*Work instructions*.
Below is a listing; reproduce each line of it exactly.

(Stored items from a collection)

◇ ◇ ◇ ◇ ◇ ◇ ◇

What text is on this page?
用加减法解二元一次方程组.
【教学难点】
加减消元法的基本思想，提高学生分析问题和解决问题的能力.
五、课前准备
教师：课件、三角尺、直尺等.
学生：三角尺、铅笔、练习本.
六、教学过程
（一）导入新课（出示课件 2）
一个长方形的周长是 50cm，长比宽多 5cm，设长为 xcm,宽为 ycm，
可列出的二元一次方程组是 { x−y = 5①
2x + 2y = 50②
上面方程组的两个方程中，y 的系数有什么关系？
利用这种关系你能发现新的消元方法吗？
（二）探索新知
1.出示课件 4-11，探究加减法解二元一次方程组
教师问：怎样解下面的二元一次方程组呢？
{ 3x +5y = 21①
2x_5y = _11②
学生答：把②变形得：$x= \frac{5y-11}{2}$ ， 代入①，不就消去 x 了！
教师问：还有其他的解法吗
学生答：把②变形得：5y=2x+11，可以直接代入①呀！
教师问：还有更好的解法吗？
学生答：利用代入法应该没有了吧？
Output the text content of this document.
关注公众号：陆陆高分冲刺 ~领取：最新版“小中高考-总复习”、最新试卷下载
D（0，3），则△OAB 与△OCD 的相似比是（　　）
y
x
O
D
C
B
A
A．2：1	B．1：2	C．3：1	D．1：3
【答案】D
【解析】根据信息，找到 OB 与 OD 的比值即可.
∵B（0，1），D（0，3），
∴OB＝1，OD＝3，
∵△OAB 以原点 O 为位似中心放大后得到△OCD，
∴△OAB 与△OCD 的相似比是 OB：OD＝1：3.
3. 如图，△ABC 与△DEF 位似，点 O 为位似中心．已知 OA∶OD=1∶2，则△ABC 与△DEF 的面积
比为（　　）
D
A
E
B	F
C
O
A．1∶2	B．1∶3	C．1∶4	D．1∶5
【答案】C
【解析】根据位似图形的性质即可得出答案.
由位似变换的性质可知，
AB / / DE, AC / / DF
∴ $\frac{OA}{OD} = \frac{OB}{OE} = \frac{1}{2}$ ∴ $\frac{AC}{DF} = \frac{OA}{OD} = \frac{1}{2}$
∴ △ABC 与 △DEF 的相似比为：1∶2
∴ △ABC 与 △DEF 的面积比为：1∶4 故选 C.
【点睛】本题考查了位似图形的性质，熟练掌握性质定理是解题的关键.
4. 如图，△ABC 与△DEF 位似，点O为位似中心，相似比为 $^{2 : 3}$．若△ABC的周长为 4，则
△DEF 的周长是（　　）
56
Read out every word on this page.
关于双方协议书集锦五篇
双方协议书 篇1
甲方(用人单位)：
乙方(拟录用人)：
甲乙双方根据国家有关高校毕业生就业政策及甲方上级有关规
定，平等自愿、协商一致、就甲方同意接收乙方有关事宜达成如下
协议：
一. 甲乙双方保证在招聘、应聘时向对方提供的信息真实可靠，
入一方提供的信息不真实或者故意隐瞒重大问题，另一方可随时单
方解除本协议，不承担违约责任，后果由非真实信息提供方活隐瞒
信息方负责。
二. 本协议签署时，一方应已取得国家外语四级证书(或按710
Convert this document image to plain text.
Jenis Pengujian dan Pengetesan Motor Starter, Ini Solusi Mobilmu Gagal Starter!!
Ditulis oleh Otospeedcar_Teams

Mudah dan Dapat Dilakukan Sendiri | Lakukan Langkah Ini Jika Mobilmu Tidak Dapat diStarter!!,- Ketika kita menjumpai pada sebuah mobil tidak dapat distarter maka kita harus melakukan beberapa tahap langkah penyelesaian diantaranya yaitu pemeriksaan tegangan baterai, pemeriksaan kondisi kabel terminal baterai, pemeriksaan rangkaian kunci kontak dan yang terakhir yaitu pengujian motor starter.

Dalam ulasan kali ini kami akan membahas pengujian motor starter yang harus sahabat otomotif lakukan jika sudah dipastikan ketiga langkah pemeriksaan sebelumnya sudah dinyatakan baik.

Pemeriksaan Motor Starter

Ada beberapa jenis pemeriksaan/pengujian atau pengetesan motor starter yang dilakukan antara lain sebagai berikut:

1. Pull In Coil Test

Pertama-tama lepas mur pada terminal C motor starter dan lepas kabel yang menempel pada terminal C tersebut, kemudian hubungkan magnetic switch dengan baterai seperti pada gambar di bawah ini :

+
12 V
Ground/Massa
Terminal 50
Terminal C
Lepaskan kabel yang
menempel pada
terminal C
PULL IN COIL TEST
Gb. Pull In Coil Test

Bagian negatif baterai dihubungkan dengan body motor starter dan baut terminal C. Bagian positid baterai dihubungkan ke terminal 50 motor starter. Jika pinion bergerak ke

◇ ◇ ◇ ◇ ◇ ◇ ◇

*Reply*.
What text is on this page?
用加减法解二元一次方程组.
【教学难点】
加减消元法的基本思想，提高学生分析问题和解决问题的能力.
五、课前准备
教师：课件、三角尺、直尺等.
学生：三角尺、铅笔、练习本.
六、教学过程
（一）导入新课（出示课件 2）
一个长方形的周长是 50cm，长比宽多 5cm，设长为 xcm,宽为 ycm，
可列出的二元一次方程组是 { x−y = 5①
2x + 2y = 50②
上面方程组的两个方程中，y 的系数有什么关系？
利用这种关系你能发现新的消元方法吗？
（二）探索新知
1.出示课件 4-11，探究加减法解二元一次方程组
教师问：怎样解下面的二元一次方程组呢？
{ 3x +5y = 21①
2x_5y = _11②
学生答：把②变形得：$x= \frac{5y-11}{2}$ ， 代入①，不就消去 x 了！
教师问：还有其他的解法吗
学生答：把②变形得：5y=2x+11，可以直接代入①呀！
教师问：还有更好的解法吗？
学生答：利用代入法应该没有了吧？
Output the text content of this document.
关注公众号：陆陆高分冲刺 ~领取：最新版“小中高考-总复习”、最新试卷下载
D（0，3），则△OAB 与△OCD 的相似比是（　　）
y
x
O
D
C
B
A
A．2：1	B．1：2	C．3：1	D．1：3
【答案】D
【解析】根据信息，找到 OB 与 OD 的比值即可.
∵B（0，1），D（0，3），
∴OB＝1，OD＝3，
∵△OAB 以原点 O 为位似中心放大后得到△OCD，
∴△OAB 与△OCD 的相似比是 OB：OD＝1：3.
3. 如图，△ABC 与△DEF 位似，点 O 为位似中心．已知 OA∶OD=1∶2，则△ABC 与△DEF 的面积
比为（　　）
D
A
E
B	F
C
O
A．1∶2	B．1∶3	C．1∶4	D．1∶5
【答案】C
【解析】根据位似图形的性质即可得出答案.
由位似变换的性质可知，
AB / / DE, AC / / DF
∴ $\frac{OA}{OD} = \frac{OB}{OE} = \frac{1}{2}$ ∴ $\frac{AC}{DF} = \frac{OA}{OD} = \frac{1}{2}$
∴ △ABC 与 △DEF 的相似比为：1∶2
∴ △ABC 与 △DEF 的面积比为：1∶4 故选 C.
【点睛】本题考查了位似图形的性质，熟练掌握性质定理是解题的关键.
4. 如图，△ABC 与△DEF 位似，点O为位似中心，相似比为 $^{2 : 3}$．若△ABC的周长为 4，则
△DEF 的周长是（　　）
56
Read out every word on this page.
关于双方协议书集锦五篇
双方协议书 篇1
甲方(用人单位)：
乙方(拟录用人)：
甲乙双方根据国家有关高校毕业生就业政策及甲方上级有关规
定，平等自愿、协商一致、就甲方同意接收乙方有关事宜达成如下
协议：
一. 甲乙双方保证在招聘、应聘时向对方提供的信息真实可靠，
入一方提供的信息不真实或者故意隐瞒重大问题，另一方可随时单
方解除本协议，不承担违约责任，后果由非真实信息提供方活隐瞒
信息方负责。
二. 本协议签署时，一方应已取得国家外语四级证书(或按710
Convert this document image to plain text.
Jenis Pengujian dan Pengetesan Motor Starter, Ini Solusi Mobilmu Gagal Starter!!
Ditulis oleh Otospeedcar_Teams

Mudah dan Dapat Dilakukan Sendiri | Lakukan Langkah Ini Jika Mobilmu Tidak Dapat diStarter!!,- Ketika kita menjumpai pada sebuah mobil tidak dapat distarter maka kita harus melakukan beberapa tahap langkah penyelesaian diantaranya yaitu pemeriksaan tegangan baterai, pemeriksaan kondisi kabel terminal baterai, pemeriksaan rangkaian kunci kontak dan yang terakhir yaitu pengujian motor starter.

Dalam ulasan kali ini kami akan membahas pengujian motor starter yang harus sahabat otomotif lakukan jika sudah dipastikan ketiga langkah pemeriksaan sebelumnya sudah dinyatakan baik.

Pemeriksaan Motor Starter

Ada beberapa jenis pemeriksaan/pengujian atau pengetesan motor starter yang dilakukan antara lain sebagai berikut:

1. Pull In Coil Test

Pertama-tama lepas mur pada terminal C motor starter dan lepas kabel yang menempel pada terminal C tersebut, kemudian hubungkan magnetic switch dengan baterai seperti pada gambar di bawah ini :

+
12 V
Ground/Massa
Terminal 50
Terminal C
Lepaskan kabel yang
menempel pada
terminal C
PULL IN COIL TEST
Gb. Pull In Coil Test

Bagian negatif baterai dihubungkan dengan body motor starter dan baut terminal C. Bagian positid baterai dihubungkan ke terminal 50 motor starter. Jika pinion bergerak ke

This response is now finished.